THE REQUEST: Skip the images and copy each record exactly as written.
+++++
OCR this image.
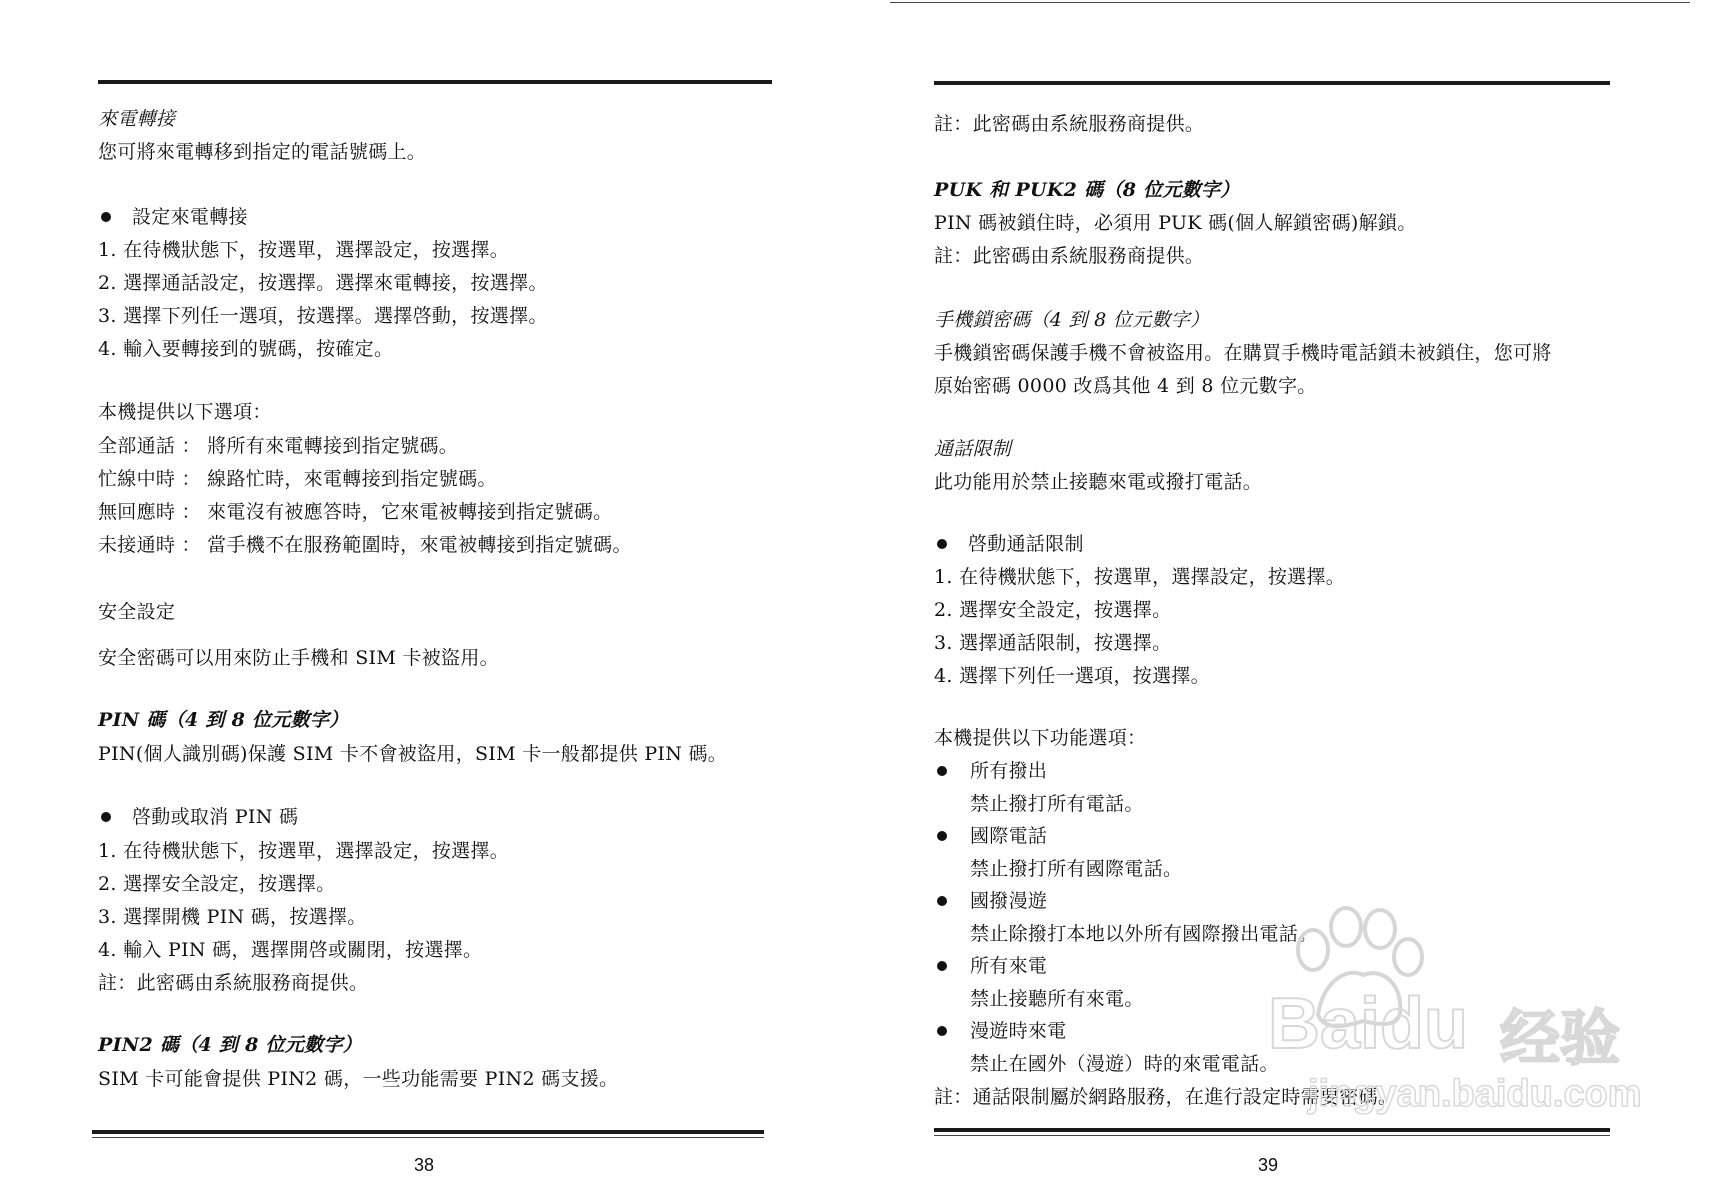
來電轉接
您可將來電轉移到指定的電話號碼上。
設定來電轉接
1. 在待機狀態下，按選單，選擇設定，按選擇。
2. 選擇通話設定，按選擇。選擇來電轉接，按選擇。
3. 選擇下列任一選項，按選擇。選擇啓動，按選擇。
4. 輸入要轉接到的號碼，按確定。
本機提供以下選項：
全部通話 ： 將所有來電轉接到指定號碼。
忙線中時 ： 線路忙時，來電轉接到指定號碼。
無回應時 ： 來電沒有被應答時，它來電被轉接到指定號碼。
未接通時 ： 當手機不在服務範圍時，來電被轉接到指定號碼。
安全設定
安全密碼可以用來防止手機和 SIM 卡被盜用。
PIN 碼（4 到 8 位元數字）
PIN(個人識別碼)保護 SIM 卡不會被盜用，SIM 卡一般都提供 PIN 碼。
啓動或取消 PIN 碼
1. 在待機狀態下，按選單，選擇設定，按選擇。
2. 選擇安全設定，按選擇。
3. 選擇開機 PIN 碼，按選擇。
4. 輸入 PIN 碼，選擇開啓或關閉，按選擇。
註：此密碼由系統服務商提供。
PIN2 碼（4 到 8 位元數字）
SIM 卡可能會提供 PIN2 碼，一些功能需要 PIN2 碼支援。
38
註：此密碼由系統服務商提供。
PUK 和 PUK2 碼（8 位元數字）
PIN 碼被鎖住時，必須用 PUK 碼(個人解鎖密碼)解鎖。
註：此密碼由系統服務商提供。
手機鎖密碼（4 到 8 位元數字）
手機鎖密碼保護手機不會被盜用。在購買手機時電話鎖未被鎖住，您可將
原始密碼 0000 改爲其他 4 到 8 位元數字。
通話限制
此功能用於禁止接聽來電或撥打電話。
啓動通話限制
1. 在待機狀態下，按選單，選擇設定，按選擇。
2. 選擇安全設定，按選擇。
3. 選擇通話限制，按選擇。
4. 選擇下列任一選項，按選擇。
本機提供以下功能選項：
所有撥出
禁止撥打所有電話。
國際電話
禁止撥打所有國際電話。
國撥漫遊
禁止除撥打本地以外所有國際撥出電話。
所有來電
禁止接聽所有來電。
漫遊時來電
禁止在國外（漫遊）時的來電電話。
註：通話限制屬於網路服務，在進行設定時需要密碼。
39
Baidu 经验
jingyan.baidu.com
+++++
OUTPUT:
OCR this image.
來電轉接
您可將來電轉移到指定的電話號碼上。
設定來電轉接
1. 在待機狀態下，按選單，選擇設定，按選擇。
2. 選擇通話設定，按選擇。選擇來電轉接，按選擇。
3. 選擇下列任一選項，按選擇。選擇啓動，按選擇。
4. 輸入要轉接到的號碼，按確定。
本機提供以下選項：
全部通話 ： 將所有來電轉接到指定號碼。
忙線中時 ： 線路忙時，來電轉接到指定號碼。
無回應時 ： 來電沒有被應答時，它來電被轉接到指定號碼。
未接通時 ： 當手機不在服務範圍時，來電被轉接到指定號碼。
安全設定
安全密碼可以用來防止手機和 SIM 卡被盜用。
PIN 碼（4 到 8 位元數字）
PIN(個人識別碼)保護 SIM 卡不會被盜用，SIM 卡一般都提供 PIN 碼。
啓動或取消 PIN 碼
1. 在待機狀態下，按選單，選擇設定，按選擇。
2. 選擇安全設定，按選擇。
3. 選擇開機 PIN 碼，按選擇。
4. 輸入 PIN 碼，選擇開啓或關閉，按選擇。
註：此密碼由系統服務商提供。
PIN2 碼（4 到 8 位元數字）
SIM 卡可能會提供 PIN2 碼，一些功能需要 PIN2 碼支援。
38
註：此密碼由系統服務商提供。
PUK 和 PUK2 碼（8 位元數字）
PIN 碼被鎖住時，必須用 PUK 碼(個人解鎖密碼)解鎖。
註：此密碼由系統服務商提供。
手機鎖密碼（4 到 8 位元數字）
手機鎖密碼保護手機不會被盜用。在購買手機時電話鎖未被鎖住，您可將
原始密碼 0000 改爲其他 4 到 8 位元數字。
通話限制
此功能用於禁止接聽來電或撥打電話。
啓動通話限制
1. 在待機狀態下，按選單，選擇設定，按選擇。
2. 選擇安全設定，按選擇。
3. 選擇通話限制，按選擇。
4. 選擇下列任一選項，按選擇。
本機提供以下功能選項：
所有撥出
禁止撥打所有電話。
國際電話
禁止撥打所有國際電話。
國撥漫遊
禁止除撥打本地以外所有國際撥出電話。
所有來電
禁止接聽所有來電。
漫遊時來電
禁止在國外（漫遊）時的來電電話。
註：通話限制屬於網路服務，在進行設定時需要密碼。
39
Baidu 经验
jingyan.baidu.com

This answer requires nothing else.